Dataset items
** Start **

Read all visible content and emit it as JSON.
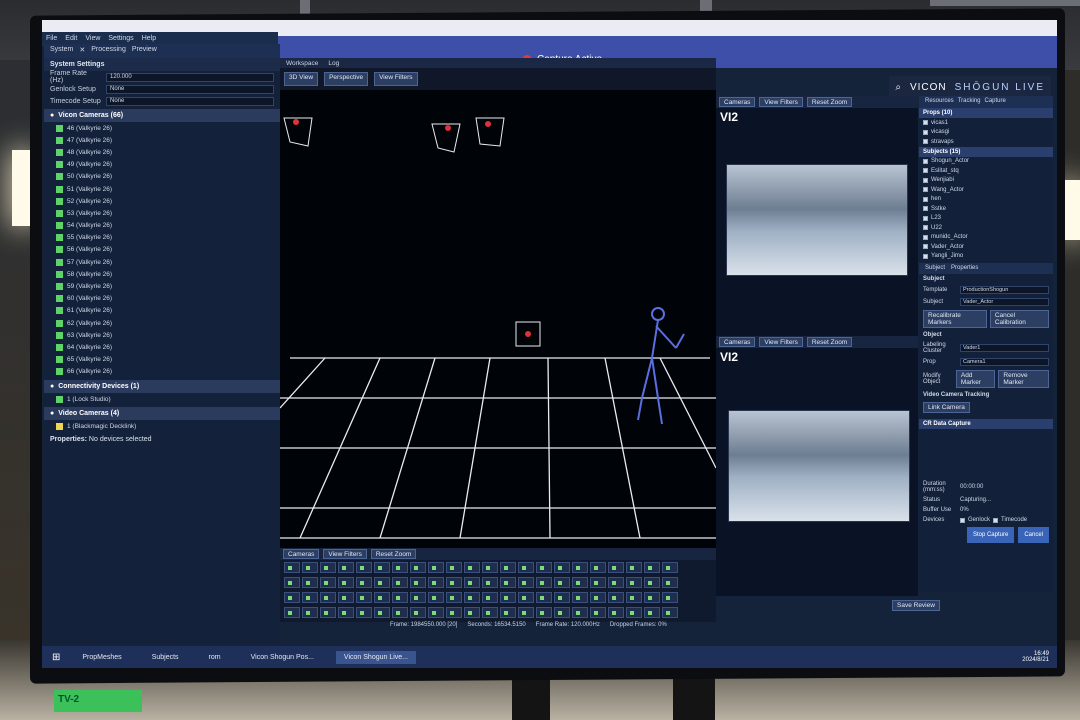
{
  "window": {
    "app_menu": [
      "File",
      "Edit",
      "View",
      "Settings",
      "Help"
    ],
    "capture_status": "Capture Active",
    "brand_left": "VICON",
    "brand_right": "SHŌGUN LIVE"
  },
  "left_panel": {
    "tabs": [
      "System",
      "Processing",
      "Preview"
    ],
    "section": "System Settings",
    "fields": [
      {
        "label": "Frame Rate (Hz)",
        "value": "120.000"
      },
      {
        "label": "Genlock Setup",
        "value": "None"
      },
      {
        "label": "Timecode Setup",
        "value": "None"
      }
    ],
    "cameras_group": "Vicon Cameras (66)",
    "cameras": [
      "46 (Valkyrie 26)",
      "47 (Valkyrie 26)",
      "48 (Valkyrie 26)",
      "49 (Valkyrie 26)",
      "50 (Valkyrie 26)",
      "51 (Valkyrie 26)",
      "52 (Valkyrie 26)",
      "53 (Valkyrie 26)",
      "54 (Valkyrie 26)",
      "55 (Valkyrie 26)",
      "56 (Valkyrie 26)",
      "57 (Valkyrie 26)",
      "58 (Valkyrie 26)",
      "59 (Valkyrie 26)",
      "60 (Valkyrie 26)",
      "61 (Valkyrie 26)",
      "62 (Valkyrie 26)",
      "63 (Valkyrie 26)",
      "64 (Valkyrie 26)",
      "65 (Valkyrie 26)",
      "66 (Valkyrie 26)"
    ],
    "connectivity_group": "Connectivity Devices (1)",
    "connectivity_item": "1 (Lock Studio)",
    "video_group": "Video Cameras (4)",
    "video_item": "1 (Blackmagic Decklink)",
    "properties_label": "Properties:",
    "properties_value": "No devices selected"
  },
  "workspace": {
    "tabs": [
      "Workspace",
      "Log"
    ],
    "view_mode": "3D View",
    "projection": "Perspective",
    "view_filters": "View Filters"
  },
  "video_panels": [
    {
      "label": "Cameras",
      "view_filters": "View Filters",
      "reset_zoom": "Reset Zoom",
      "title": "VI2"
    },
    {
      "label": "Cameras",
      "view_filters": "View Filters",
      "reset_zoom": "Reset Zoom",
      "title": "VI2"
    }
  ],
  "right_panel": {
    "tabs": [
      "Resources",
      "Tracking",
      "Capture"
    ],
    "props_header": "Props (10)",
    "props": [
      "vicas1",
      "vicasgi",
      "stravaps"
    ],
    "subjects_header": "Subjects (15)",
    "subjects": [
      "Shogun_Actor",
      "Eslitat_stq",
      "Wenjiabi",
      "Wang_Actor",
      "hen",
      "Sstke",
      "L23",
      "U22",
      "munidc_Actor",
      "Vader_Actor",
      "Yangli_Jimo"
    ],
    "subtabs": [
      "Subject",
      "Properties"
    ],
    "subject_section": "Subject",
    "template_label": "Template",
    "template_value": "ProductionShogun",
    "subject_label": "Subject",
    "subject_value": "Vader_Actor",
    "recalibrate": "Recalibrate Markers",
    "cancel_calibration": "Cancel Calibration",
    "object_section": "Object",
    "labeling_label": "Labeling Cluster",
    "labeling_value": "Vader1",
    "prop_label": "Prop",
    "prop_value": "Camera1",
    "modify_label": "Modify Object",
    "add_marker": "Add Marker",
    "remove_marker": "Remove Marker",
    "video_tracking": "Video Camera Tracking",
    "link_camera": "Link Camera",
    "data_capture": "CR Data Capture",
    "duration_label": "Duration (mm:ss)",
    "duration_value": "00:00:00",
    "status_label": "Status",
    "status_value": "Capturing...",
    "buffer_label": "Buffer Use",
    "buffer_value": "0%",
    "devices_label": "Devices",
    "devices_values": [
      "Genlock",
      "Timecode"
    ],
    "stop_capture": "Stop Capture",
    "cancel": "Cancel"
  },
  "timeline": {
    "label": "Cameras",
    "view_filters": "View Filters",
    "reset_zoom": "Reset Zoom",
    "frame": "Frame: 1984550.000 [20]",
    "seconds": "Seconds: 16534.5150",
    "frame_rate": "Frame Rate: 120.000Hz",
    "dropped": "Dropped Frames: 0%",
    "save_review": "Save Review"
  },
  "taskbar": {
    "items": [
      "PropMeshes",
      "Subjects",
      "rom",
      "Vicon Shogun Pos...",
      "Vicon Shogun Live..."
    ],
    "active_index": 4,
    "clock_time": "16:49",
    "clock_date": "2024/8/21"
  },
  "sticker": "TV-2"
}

** End **

> **What to work on**
State how many lines of the data include the word "Object", with nothing else.

> **The result**
2